## EXERCISE BRIEF
Print all records exactly, leaving nothing out.

## MATERIAL TO PROCESS
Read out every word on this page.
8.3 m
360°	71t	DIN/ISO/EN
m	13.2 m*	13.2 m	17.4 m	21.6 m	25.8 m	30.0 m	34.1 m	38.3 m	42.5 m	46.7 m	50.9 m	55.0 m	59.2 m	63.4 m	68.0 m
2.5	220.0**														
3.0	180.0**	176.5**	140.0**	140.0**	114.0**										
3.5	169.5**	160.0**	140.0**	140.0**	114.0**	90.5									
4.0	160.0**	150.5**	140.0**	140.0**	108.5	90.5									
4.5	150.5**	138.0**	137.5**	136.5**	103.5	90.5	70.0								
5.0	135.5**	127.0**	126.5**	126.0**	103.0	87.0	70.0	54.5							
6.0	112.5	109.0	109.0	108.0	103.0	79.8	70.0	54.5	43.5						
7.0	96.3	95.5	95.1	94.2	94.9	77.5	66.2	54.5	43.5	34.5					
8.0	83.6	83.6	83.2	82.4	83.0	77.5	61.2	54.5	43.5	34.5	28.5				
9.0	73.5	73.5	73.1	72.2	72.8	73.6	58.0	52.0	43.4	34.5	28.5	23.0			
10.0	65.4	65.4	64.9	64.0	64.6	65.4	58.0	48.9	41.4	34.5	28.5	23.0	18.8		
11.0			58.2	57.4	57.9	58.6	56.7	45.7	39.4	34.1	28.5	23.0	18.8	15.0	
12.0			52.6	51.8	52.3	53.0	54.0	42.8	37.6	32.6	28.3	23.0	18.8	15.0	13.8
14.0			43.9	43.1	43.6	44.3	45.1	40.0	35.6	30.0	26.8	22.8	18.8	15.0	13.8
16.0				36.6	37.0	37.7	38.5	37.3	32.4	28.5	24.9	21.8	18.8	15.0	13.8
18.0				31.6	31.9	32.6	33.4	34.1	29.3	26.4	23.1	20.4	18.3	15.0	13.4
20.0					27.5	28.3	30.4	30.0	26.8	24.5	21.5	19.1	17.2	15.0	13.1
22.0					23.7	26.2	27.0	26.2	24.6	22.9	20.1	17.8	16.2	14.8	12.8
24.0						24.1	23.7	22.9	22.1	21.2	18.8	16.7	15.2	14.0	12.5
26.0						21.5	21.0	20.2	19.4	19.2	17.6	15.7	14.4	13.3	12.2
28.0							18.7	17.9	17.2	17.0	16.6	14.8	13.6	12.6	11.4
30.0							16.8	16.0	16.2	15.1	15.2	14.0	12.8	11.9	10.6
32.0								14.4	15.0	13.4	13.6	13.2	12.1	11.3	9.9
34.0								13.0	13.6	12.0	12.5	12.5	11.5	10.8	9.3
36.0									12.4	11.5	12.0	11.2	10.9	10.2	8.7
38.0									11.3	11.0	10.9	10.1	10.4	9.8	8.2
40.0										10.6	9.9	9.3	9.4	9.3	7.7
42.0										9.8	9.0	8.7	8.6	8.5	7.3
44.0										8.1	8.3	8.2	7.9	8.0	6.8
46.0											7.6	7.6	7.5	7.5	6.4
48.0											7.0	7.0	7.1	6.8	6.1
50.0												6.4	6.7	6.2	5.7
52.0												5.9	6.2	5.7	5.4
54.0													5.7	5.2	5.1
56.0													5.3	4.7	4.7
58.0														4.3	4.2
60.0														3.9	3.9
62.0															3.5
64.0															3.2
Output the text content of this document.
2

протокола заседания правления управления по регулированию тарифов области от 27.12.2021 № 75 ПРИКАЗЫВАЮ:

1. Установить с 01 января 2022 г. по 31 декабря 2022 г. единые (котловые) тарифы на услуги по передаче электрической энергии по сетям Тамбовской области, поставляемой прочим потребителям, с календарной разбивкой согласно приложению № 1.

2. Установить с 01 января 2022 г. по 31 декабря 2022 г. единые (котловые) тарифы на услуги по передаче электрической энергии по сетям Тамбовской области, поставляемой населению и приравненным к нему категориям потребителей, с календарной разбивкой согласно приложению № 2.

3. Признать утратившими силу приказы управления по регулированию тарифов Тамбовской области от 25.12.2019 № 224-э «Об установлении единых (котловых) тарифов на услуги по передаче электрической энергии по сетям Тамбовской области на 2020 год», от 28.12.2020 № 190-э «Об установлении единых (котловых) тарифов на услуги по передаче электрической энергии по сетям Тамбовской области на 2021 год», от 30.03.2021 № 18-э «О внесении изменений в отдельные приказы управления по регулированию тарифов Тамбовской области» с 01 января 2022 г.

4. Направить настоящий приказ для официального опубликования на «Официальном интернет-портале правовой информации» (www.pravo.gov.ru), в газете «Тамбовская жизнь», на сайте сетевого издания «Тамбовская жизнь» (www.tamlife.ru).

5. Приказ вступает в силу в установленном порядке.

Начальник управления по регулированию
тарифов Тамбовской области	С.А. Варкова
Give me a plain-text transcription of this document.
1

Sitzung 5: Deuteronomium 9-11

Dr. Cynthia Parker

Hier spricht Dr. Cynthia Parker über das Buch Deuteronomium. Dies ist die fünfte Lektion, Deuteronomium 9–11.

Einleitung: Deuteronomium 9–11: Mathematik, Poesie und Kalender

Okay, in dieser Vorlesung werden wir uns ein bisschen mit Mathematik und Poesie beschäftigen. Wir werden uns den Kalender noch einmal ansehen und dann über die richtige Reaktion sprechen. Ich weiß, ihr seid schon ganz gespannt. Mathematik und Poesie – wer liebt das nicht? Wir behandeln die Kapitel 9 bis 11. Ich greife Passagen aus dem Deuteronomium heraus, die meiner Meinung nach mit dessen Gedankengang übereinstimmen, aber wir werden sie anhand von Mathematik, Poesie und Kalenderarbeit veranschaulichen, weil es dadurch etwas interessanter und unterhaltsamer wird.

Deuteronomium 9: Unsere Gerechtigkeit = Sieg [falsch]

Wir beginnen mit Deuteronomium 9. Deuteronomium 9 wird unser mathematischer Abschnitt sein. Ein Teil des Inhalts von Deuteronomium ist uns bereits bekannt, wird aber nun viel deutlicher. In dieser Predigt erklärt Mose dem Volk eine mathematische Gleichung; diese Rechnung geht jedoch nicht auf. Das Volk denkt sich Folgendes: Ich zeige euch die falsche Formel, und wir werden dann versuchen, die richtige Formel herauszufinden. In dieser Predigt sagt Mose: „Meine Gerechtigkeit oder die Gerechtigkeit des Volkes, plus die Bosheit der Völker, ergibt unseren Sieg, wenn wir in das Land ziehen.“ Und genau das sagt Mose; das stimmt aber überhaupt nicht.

## IN RESPONSE
Read out every word on this page.
8.3 m
360°	71t	DIN/ISO/EN
m	13.2 m*	13.2 m	17.4 m	21.6 m	25.8 m	30.0 m	34.1 m	38.3 m	42.5 m	46.7 m	50.9 m	55.0 m	59.2 m	63.4 m	68.0 m
2.5	220.0**														
3.0	180.0**	176.5**	140.0**	140.0**	114.0**										
3.5	169.5**	160.0**	140.0**	140.0**	114.0**	90.5									
4.0	160.0**	150.5**	140.0**	140.0**	108.5	90.5									
4.5	150.5**	138.0**	137.5**	136.5**	103.5	90.5	70.0								
5.0	135.5**	127.0**	126.5**	126.0**	103.0	87.0	70.0	54.5							
6.0	112.5	109.0	109.0	108.0	103.0	79.8	70.0	54.5	43.5						
7.0	96.3	95.5	95.1	94.2	94.9	77.5	66.2	54.5	43.5	34.5					
8.0	83.6	83.6	83.2	82.4	83.0	77.5	61.2	54.5	43.5	34.5	28.5				
9.0	73.5	73.5	73.1	72.2	72.8	73.6	58.0	52.0	43.4	34.5	28.5	23.0			
10.0	65.4	65.4	64.9	64.0	64.6	65.4	58.0	48.9	41.4	34.5	28.5	23.0	18.8		
11.0			58.2	57.4	57.9	58.6	56.7	45.7	39.4	34.1	28.5	23.0	18.8	15.0	
12.0			52.6	51.8	52.3	53.0	54.0	42.8	37.6	32.6	28.3	23.0	18.8	15.0	13.8
14.0			43.9	43.1	43.6	44.3	45.1	40.0	35.6	30.0	26.8	22.8	18.8	15.0	13.8
16.0				36.6	37.0	37.7	38.5	37.3	32.4	28.5	24.9	21.8	18.8	15.0	13.8
18.0				31.6	31.9	32.6	33.4	34.1	29.3	26.4	23.1	20.4	18.3	15.0	13.4
20.0					27.5	28.3	30.4	30.0	26.8	24.5	21.5	19.1	17.2	15.0	13.1
22.0					23.7	26.2	27.0	26.2	24.6	22.9	20.1	17.8	16.2	14.8	12.8
24.0						24.1	23.7	22.9	22.1	21.2	18.8	16.7	15.2	14.0	12.5
26.0						21.5	21.0	20.2	19.4	19.2	17.6	15.7	14.4	13.3	12.2
28.0							18.7	17.9	17.2	17.0	16.6	14.8	13.6	12.6	11.4
30.0							16.8	16.0	16.2	15.1	15.2	14.0	12.8	11.9	10.6
32.0								14.4	15.0	13.4	13.6	13.2	12.1	11.3	9.9
34.0								13.0	13.6	12.0	12.5	12.5	11.5	10.8	9.3
36.0									12.4	11.5	12.0	11.2	10.9	10.2	8.7
38.0									11.3	11.0	10.9	10.1	10.4	9.8	8.2
40.0										10.6	9.9	9.3	9.4	9.3	7.7
42.0										9.8	9.0	8.7	8.6	8.5	7.3
44.0										8.1	8.3	8.2	7.9	8.0	6.8
46.0											7.6	7.6	7.5	7.5	6.4
48.0											7.0	7.0	7.1	6.8	6.1
50.0												6.4	6.7	6.2	5.7
52.0												5.9	6.2	5.7	5.4
54.0													5.7	5.2	5.1
56.0													5.3	4.7	4.7
58.0														4.3	4.2
60.0														3.9	3.9
62.0															3.5
64.0															3.2
Output the text content of this document.
2

протокола заседания правления управления по регулированию тарифов области от 27.12.2021 № 75 ПРИКАЗЫВАЮ:

1. Установить с 01 января 2022 г. по 31 декабря 2022 г. единые (котловые) тарифы на услуги по передаче электрической энергии по сетям Тамбовской области, поставляемой прочим потребителям, с календарной разбивкой согласно приложению № 1.

2. Установить с 01 января 2022 г. по 31 декабря 2022 г. единые (котловые) тарифы на услуги по передаче электрической энергии по сетям Тамбовской области, поставляемой населению и приравненным к нему категориям потребителей, с календарной разбивкой согласно приложению № 2.

3. Признать утратившими силу приказы управления по регулированию тарифов Тамбовской области от 25.12.2019 № 224-э «Об установлении единых (котловых) тарифов на услуги по передаче электрической энергии по сетям Тамбовской области на 2020 год», от 28.12.2020 № 190-э «Об установлении единых (котловых) тарифов на услуги по передаче электрической энергии по сетям Тамбовской области на 2021 год», от 30.03.2021 № 18-э «О внесении изменений в отдельные приказы управления по регулированию тарифов Тамбовской области» с 01 января 2022 г.

4. Направить настоящий приказ для официального опубликования на «Официальном интернет-портале правовой информации» (www.pravo.gov.ru), в газете «Тамбовская жизнь», на сайте сетевого издания «Тамбовская жизнь» (www.tamlife.ru).

5. Приказ вступает в силу в установленном порядке.

Начальник управления по регулированию
тарифов Тамбовской области	С.А. Варкова
Give me a plain-text transcription of this document.
1

Sitzung 5: Deuteronomium 9-11

Dr. Cynthia Parker

Hier spricht Dr. Cynthia Parker über das Buch Deuteronomium. Dies ist die fünfte Lektion, Deuteronomium 9–11.

Einleitung: Deuteronomium 9–11: Mathematik, Poesie und Kalender

Okay, in dieser Vorlesung werden wir uns ein bisschen mit Mathematik und Poesie beschäftigen. Wir werden uns den Kalender noch einmal ansehen und dann über die richtige Reaktion sprechen. Ich weiß, ihr seid schon ganz gespannt. Mathematik und Poesie – wer liebt das nicht? Wir behandeln die Kapitel 9 bis 11. Ich greife Passagen aus dem Deuteronomium heraus, die meiner Meinung nach mit dessen Gedankengang übereinstimmen, aber wir werden sie anhand von Mathematik, Poesie und Kalenderarbeit veranschaulichen, weil es dadurch etwas interessanter und unterhaltsamer wird.

Deuteronomium 9: Unsere Gerechtigkeit = Sieg [falsch]

Wir beginnen mit Deuteronomium 9. Deuteronomium 9 wird unser mathematischer Abschnitt sein. Ein Teil des Inhalts von Deuteronomium ist uns bereits bekannt, wird aber nun viel deutlicher. In dieser Predigt erklärt Mose dem Volk eine mathematische Gleichung; diese Rechnung geht jedoch nicht auf. Das Volk denkt sich Folgendes: Ich zeige euch die falsche Formel, und wir werden dann versuchen, die richtige Formel herauszufinden. In dieser Predigt sagt Mose: „Meine Gerechtigkeit oder die Gerechtigkeit des Volkes, plus die Bosheit der Völker, ergibt unseren Sieg, wenn wir in das Land ziehen.“ Und genau das sagt Mose; das stimmt aber überhaupt nicht.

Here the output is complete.